THE EXERCISE: Write out each line word for word. Drop pictures.
# # #
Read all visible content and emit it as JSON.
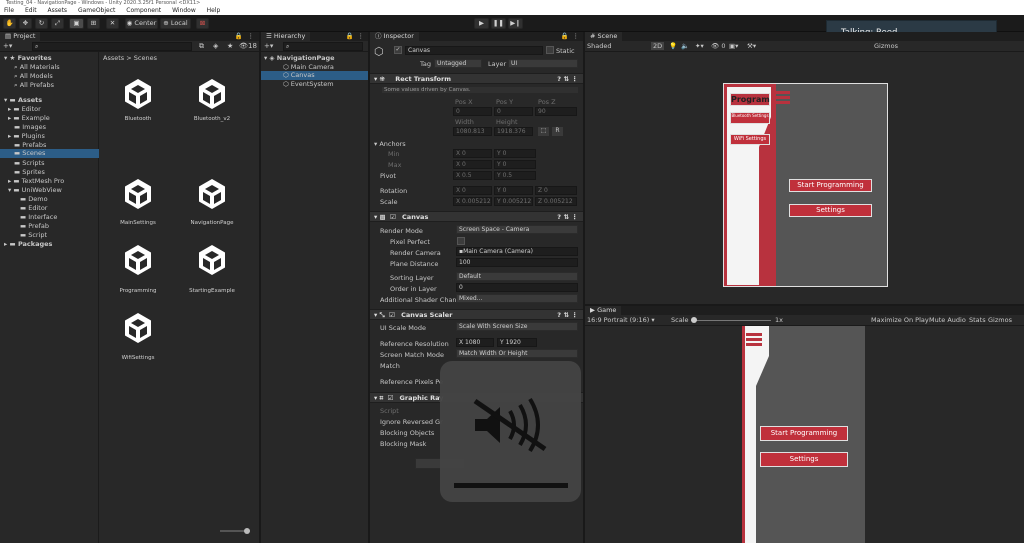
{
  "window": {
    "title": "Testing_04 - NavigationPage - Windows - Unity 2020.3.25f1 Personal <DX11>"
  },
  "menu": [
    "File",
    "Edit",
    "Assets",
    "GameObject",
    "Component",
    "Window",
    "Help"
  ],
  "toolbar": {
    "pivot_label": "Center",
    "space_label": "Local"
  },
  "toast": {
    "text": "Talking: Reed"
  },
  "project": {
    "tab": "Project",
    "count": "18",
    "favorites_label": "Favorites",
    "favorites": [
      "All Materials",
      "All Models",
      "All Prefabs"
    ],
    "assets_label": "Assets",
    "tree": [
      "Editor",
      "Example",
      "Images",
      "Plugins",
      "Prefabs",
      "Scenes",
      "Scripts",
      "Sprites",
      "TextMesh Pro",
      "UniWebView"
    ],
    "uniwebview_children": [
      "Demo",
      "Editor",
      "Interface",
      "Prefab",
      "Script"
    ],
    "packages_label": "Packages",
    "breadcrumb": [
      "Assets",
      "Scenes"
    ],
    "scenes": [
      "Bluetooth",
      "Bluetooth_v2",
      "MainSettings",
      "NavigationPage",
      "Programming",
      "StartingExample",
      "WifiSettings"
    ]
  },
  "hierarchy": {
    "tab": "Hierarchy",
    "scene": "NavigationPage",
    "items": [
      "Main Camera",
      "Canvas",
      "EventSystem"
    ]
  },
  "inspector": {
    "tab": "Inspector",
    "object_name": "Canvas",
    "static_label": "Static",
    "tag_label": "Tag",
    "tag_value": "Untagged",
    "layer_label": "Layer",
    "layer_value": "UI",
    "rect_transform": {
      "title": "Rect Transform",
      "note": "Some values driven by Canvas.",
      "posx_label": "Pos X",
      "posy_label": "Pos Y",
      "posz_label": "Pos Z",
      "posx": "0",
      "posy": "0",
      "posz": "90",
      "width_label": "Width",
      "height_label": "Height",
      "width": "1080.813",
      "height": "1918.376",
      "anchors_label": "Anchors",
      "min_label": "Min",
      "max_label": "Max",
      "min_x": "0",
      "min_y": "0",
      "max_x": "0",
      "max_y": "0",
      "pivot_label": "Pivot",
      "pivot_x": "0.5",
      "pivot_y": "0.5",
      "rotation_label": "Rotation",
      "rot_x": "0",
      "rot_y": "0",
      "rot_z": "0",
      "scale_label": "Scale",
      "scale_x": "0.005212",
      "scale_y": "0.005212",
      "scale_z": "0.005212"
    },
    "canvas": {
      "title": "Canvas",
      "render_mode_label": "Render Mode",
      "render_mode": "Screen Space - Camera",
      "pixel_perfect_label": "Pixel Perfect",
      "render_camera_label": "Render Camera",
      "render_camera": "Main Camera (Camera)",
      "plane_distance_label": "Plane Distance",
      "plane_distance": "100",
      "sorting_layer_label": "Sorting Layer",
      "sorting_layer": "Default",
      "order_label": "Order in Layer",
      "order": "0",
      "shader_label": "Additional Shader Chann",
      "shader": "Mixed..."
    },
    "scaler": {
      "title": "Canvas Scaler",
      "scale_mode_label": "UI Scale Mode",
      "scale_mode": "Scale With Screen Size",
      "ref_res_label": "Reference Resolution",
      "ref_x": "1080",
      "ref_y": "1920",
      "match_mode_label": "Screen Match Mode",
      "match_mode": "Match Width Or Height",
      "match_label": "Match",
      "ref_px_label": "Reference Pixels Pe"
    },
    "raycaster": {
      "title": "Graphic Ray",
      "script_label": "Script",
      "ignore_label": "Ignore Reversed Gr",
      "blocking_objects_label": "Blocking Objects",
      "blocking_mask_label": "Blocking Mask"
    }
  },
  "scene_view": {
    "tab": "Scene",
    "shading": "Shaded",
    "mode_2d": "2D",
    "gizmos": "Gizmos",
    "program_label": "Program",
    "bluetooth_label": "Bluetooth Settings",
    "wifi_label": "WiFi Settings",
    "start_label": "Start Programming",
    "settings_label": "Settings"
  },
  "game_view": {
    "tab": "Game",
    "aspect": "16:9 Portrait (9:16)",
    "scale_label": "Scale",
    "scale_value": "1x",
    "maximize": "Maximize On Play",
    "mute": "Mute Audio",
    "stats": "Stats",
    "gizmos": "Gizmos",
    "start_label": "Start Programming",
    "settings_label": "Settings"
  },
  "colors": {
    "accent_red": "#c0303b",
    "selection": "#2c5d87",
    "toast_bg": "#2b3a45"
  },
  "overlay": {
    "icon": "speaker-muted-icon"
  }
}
# # #
THE RESPONSE:
Read all visible content and emit it as JSON.
{
  "window": {
    "title": "Testing_04 - NavigationPage - Windows - Unity 2020.3.25f1 Personal <DX11>"
  },
  "menu": [
    "File",
    "Edit",
    "Assets",
    "GameObject",
    "Component",
    "Window",
    "Help"
  ],
  "toolbar": {
    "pivot_label": "Center",
    "space_label": "Local"
  },
  "toast": {
    "text": "Talking: Reed"
  },
  "project": {
    "tab": "Project",
    "count": "18",
    "favorites_label": "Favorites",
    "favorites": [
      "All Materials",
      "All Models",
      "All Prefabs"
    ],
    "assets_label": "Assets",
    "tree": [
      "Editor",
      "Example",
      "Images",
      "Plugins",
      "Prefabs",
      "Scenes",
      "Scripts",
      "Sprites",
      "TextMesh Pro",
      "UniWebView"
    ],
    "uniwebview_children": [
      "Demo",
      "Editor",
      "Interface",
      "Prefab",
      "Script"
    ],
    "packages_label": "Packages",
    "breadcrumb": [
      "Assets",
      "Scenes"
    ],
    "scenes": [
      "Bluetooth",
      "Bluetooth_v2",
      "MainSettings",
      "NavigationPage",
      "Programming",
      "StartingExample",
      "WifiSettings"
    ]
  },
  "hierarchy": {
    "tab": "Hierarchy",
    "scene": "NavigationPage",
    "items": [
      "Main Camera",
      "Canvas",
      "EventSystem"
    ]
  },
  "inspector": {
    "tab": "Inspector",
    "object_name": "Canvas",
    "static_label": "Static",
    "tag_label": "Tag",
    "tag_value": "Untagged",
    "layer_label": "Layer",
    "layer_value": "UI",
    "rect_transform": {
      "title": "Rect Transform",
      "note": "Some values driven by Canvas.",
      "posx_label": "Pos X",
      "posy_label": "Pos Y",
      "posz_label": "Pos Z",
      "posx": "0",
      "posy": "0",
      "posz": "90",
      "width_label": "Width",
      "height_label": "Height",
      "width": "1080.813",
      "height": "1918.376",
      "anchors_label": "Anchors",
      "min_label": "Min",
      "max_label": "Max",
      "min_x": "0",
      "min_y": "0",
      "max_x": "0",
      "max_y": "0",
      "pivot_label": "Pivot",
      "pivot_x": "0.5",
      "pivot_y": "0.5",
      "rotation_label": "Rotation",
      "rot_x": "0",
      "rot_y": "0",
      "rot_z": "0",
      "scale_label": "Scale",
      "scale_x": "0.005212",
      "scale_y": "0.005212",
      "scale_z": "0.005212"
    },
    "canvas": {
      "title": "Canvas",
      "render_mode_label": "Render Mode",
      "render_mode": "Screen Space - Camera",
      "pixel_perfect_label": "Pixel Perfect",
      "render_camera_label": "Render Camera",
      "render_camera": "Main Camera (Camera)",
      "plane_distance_label": "Plane Distance",
      "plane_distance": "100",
      "sorting_layer_label": "Sorting Layer",
      "sorting_layer": "Default",
      "order_label": "Order in Layer",
      "order": "0",
      "shader_label": "Additional Shader Chann",
      "shader": "Mixed..."
    },
    "scaler": {
      "title": "Canvas Scaler",
      "scale_mode_label": "UI Scale Mode",
      "scale_mode": "Scale With Screen Size",
      "ref_res_label": "Reference Resolution",
      "ref_x": "1080",
      "ref_y": "1920",
      "match_mode_label": "Screen Match Mode",
      "match_mode": "Match Width Or Height",
      "match_label": "Match",
      "ref_px_label": "Reference Pixels Pe"
    },
    "raycaster": {
      "title": "Graphic Ray",
      "script_label": "Script",
      "ignore_label": "Ignore Reversed Gr",
      "blocking_objects_label": "Blocking Objects",
      "blocking_mask_label": "Blocking Mask"
    }
  },
  "scene_view": {
    "tab": "Scene",
    "shading": "Shaded",
    "mode_2d": "2D",
    "gizmos": "Gizmos",
    "program_label": "Program",
    "bluetooth_label": "Bluetooth Settings",
    "wifi_label": "WiFi Settings",
    "start_label": "Start Programming",
    "settings_label": "Settings"
  },
  "game_view": {
    "tab": "Game",
    "aspect": "16:9 Portrait (9:16)",
    "scale_label": "Scale",
    "scale_value": "1x",
    "maximize": "Maximize On Play",
    "mute": "Mute Audio",
    "stats": "Stats",
    "gizmos": "Gizmos",
    "start_label": "Start Programming",
    "settings_label": "Settings"
  },
  "colors": {
    "accent_red": "#c0303b",
    "selection": "#2c5d87",
    "toast_bg": "#2b3a45"
  },
  "overlay": {
    "icon": "speaker-muted-icon"
  }
}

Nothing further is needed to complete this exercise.